■ TO DO ■
Return the lines below that carry the word "login".

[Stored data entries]
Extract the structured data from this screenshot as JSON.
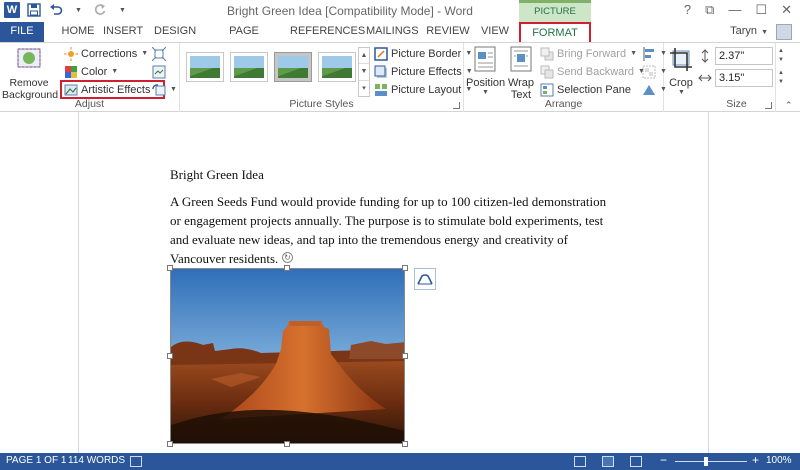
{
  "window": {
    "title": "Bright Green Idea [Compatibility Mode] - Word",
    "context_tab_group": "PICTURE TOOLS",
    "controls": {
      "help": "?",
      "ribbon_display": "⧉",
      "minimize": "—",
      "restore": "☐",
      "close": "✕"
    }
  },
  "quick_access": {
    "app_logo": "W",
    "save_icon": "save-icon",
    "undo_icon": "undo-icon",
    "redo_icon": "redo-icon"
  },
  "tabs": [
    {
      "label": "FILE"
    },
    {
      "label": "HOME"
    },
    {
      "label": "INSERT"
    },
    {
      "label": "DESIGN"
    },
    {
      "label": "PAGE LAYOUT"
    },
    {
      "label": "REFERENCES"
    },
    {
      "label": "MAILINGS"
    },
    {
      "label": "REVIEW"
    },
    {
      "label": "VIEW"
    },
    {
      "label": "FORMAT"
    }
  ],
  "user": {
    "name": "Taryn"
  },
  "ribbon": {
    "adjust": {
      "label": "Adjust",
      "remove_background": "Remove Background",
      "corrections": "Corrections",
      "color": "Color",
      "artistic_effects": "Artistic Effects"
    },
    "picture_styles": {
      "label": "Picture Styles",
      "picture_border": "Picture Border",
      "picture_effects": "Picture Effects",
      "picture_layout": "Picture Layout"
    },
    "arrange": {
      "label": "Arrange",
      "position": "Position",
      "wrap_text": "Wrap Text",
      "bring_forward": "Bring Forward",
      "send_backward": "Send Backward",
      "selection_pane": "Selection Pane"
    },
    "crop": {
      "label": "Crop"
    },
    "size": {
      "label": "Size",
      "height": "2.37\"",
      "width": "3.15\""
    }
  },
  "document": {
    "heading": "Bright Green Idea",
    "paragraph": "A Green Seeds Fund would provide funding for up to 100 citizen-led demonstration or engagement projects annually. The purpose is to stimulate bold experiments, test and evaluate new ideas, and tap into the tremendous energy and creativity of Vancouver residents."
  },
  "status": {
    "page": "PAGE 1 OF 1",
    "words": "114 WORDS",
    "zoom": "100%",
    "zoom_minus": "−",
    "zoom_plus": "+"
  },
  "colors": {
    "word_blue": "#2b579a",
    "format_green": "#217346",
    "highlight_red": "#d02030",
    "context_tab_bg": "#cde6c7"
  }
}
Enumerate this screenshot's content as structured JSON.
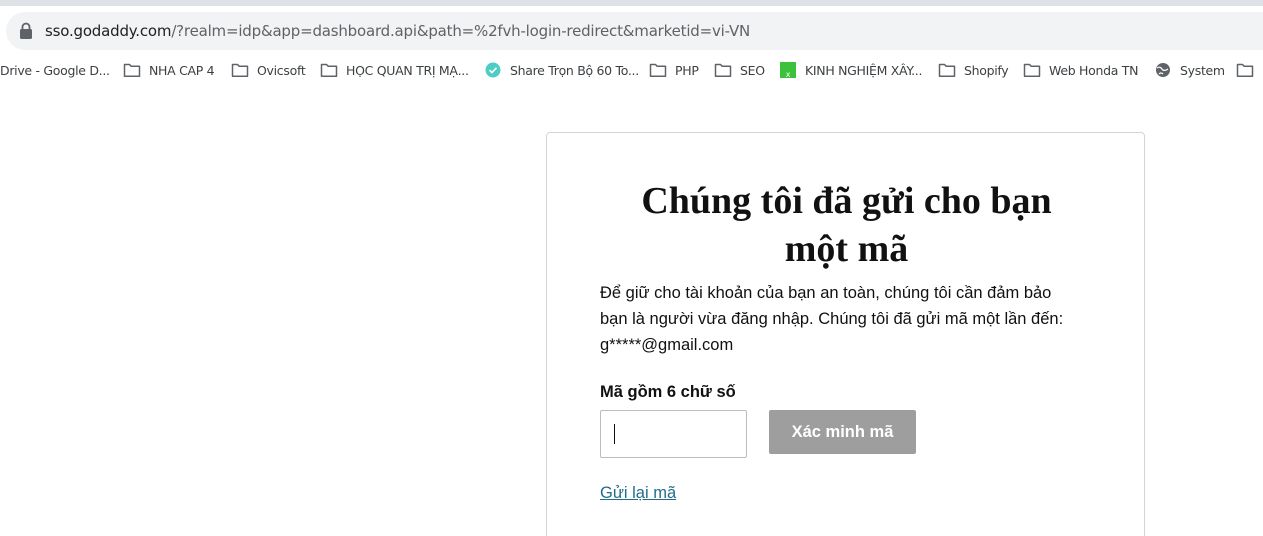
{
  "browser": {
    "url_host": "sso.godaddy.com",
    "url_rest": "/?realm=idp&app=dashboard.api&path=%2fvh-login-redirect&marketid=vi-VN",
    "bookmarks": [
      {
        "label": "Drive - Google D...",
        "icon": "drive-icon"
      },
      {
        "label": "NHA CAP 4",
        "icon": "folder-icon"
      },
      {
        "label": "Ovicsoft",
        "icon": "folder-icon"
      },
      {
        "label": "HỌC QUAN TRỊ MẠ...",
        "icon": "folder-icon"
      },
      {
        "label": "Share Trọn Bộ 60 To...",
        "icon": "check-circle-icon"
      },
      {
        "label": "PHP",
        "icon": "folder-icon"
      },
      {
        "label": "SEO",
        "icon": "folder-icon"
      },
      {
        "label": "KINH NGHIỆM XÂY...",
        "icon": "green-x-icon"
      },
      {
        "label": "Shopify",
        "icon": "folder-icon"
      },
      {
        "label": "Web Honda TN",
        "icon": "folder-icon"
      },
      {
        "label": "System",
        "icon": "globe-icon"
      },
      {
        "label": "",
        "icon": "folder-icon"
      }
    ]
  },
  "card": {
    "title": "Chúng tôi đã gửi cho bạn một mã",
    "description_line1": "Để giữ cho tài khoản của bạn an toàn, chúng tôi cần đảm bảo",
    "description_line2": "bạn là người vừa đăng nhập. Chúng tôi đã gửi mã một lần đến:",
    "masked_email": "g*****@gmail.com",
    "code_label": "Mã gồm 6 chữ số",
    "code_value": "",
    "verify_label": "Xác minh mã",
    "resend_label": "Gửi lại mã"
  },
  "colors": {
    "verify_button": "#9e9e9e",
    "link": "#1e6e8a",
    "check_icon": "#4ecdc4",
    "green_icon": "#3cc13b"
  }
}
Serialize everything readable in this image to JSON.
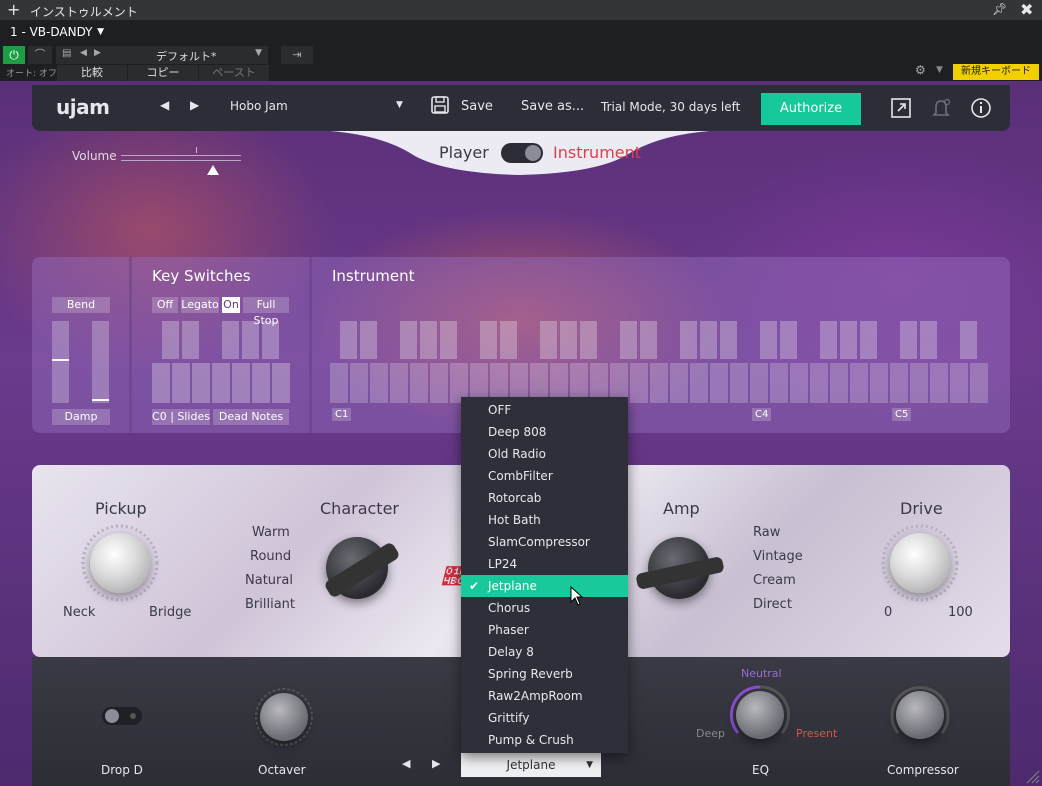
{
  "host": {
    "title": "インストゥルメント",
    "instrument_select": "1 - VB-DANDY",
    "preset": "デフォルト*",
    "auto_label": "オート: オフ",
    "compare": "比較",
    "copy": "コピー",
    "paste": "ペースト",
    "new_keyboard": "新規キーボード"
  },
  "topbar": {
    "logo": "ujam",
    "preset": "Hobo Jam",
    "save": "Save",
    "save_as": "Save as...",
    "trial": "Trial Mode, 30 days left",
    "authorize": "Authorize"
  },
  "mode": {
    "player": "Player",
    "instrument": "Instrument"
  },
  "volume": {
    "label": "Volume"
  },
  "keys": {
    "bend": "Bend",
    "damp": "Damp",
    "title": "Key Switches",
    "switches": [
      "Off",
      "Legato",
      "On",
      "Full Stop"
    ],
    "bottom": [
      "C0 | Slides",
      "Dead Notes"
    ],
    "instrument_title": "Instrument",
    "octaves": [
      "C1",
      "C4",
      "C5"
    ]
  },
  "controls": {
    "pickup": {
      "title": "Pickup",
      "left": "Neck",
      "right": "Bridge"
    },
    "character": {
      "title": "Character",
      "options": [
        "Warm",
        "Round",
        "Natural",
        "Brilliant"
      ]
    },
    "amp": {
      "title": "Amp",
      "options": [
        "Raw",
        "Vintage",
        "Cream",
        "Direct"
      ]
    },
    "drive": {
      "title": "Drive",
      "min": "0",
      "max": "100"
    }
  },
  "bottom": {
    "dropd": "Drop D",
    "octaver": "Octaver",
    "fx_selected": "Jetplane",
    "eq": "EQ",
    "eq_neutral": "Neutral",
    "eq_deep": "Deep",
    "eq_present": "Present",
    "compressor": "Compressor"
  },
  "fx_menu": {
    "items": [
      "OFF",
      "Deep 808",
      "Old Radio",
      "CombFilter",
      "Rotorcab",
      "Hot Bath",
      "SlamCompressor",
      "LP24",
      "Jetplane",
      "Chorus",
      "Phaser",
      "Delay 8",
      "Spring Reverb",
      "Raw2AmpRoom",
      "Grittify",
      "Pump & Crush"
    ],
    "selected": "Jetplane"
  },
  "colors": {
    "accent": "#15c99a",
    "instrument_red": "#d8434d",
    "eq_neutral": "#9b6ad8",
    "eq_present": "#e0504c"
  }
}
--
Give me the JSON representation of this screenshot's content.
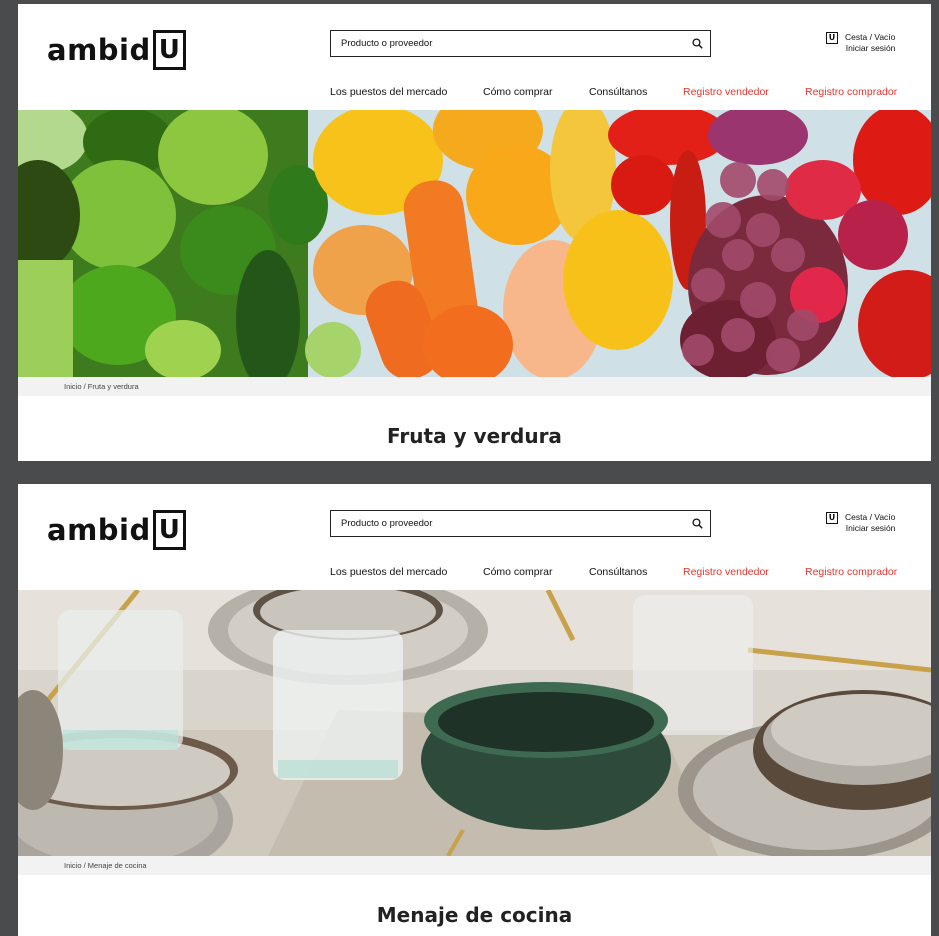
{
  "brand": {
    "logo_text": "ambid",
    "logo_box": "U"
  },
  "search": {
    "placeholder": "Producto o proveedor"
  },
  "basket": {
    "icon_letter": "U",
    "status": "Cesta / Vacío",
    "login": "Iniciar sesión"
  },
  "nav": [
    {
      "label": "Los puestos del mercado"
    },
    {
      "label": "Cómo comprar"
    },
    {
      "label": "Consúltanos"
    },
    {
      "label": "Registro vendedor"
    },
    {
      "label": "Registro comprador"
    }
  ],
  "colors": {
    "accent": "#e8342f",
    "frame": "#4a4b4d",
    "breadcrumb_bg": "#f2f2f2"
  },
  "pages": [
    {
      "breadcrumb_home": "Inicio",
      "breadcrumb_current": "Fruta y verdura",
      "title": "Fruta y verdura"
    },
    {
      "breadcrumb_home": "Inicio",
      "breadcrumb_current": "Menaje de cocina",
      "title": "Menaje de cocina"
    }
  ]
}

■ TASK RESPONSE ■
    "url_rest": "/?realm=idp&app=dashboard.api&path=%2fvh-login-redirect&marketid=vi-VN",
    "login": "Iniciar sesión"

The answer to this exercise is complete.